[Exercise requirements] Type out the complete listing below word for word, without its pictures.

***** Listed records

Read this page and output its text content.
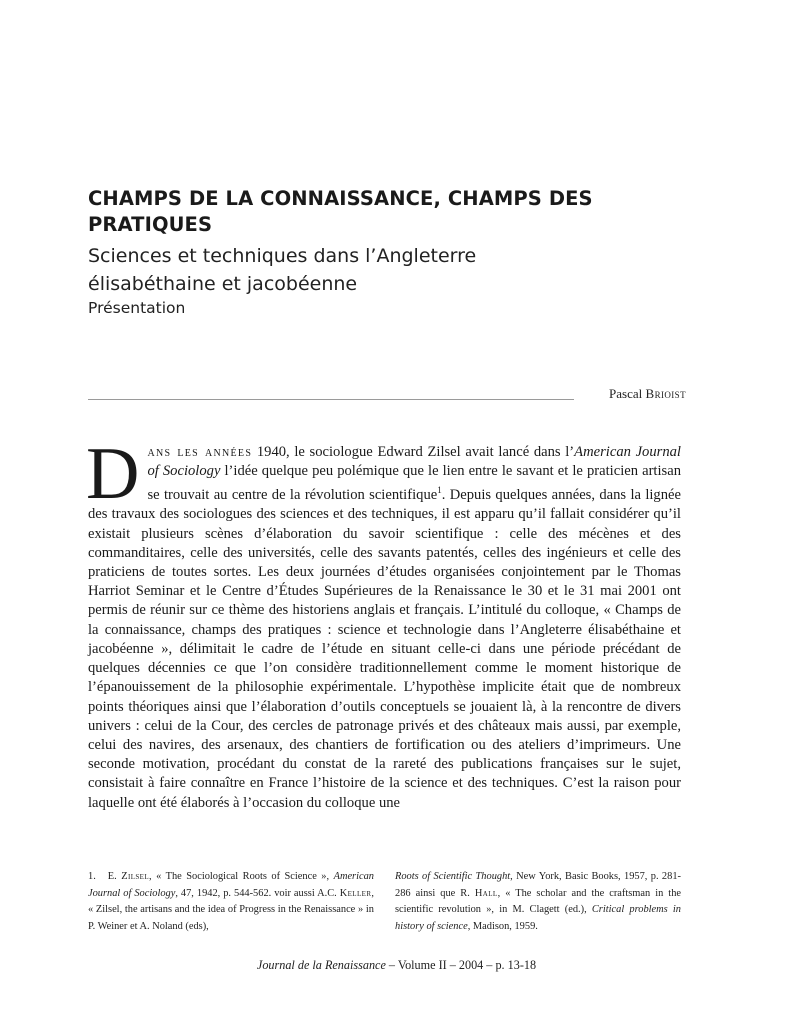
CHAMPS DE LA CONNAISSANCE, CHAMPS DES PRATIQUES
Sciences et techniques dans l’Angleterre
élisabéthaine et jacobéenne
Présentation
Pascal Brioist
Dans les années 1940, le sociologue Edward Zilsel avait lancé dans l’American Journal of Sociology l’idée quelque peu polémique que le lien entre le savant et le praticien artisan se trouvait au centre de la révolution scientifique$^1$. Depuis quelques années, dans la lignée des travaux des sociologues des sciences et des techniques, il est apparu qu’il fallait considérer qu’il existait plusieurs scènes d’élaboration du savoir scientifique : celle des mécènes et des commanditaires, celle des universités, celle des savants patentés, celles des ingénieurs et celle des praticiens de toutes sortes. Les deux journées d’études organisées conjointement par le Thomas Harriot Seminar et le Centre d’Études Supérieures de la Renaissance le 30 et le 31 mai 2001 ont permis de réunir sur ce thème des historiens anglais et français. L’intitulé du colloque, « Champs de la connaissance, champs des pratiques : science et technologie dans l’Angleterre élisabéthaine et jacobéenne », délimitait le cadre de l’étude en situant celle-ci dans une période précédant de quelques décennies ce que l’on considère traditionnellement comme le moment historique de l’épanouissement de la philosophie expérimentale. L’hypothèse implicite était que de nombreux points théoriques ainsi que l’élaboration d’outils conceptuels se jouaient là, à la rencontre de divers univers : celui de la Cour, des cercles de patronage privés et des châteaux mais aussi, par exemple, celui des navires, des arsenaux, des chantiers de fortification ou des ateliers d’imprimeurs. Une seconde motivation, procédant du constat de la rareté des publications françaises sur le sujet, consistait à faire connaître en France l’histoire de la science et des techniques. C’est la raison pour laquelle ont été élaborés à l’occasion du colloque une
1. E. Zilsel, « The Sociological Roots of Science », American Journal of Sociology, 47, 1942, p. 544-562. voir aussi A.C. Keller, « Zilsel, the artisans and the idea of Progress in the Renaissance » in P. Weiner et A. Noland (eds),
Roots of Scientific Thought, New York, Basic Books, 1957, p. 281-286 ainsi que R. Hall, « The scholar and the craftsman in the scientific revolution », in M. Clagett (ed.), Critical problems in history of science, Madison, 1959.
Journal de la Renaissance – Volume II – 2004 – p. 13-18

**********

[Solution to this exercise]
Read this page and output its text content.
CHAMPS DE LA CONNAISSANCE, CHAMPS DES PRATIQUES
Sciences et techniques dans l’Angleterre
élisabéthaine et jacobéenne
Présentation
Pascal Brioist
Dans les années 1940, le sociologue Edward Zilsel avait lancé dans l’American Journal of Sociology l’idée quelque peu polémique que le lien entre le savant et le praticien artisan se trouvait au centre de la révolution scientifique$^1$. Depuis quelques années, dans la lignée des travaux des sociologues des sciences et des techniques, il est apparu qu’il fallait considérer qu’il existait plusieurs scènes d’élaboration du savoir scientifique : celle des mécènes et des commanditaires, celle des universités, celle des savants patentés, celles des ingénieurs et celle des praticiens de toutes sortes. Les deux journées d’études organisées conjointement par le Thomas Harriot Seminar et le Centre d’Études Supérieures de la Renaissance le 30 et le 31 mai 2001 ont permis de réunir sur ce thème des historiens anglais et français. L’intitulé du colloque, « Champs de la connaissance, champs des pratiques : science et technologie dans l’Angleterre élisabéthaine et jacobéenne », délimitait le cadre de l’étude en situant celle-ci dans une période précédant de quelques décennies ce que l’on considère traditionnellement comme le moment historique de l’épanouissement de la philosophie expérimentale. L’hypothèse implicite était que de nombreux points théoriques ainsi que l’élaboration d’outils conceptuels se jouaient là, à la rencontre de divers univers : celui de la Cour, des cercles de patronage privés et des châteaux mais aussi, par exemple, celui des navires, des arsenaux, des chantiers de fortification ou des ateliers d’imprimeurs. Une seconde motivation, procédant du constat de la rareté des publications françaises sur le sujet, consistait à faire connaître en France l’histoire de la science et des techniques. C’est la raison pour laquelle ont été élaborés à l’occasion du colloque une
1. E. Zilsel, « The Sociological Roots of Science », American Journal of Sociology, 47, 1942, p. 544-562. voir aussi A.C. Keller, « Zilsel, the artisans and the idea of Progress in the Renaissance » in P. Weiner et A. Noland (eds),
Roots of Scientific Thought, New York, Basic Books, 1957, p. 281-286 ainsi que R. Hall, « The scholar and the craftsman in the scientific revolution », in M. Clagett (ed.), Critical problems in history of science, Madison, 1959.
Journal de la Renaissance – Volume II – 2004 – p. 13-18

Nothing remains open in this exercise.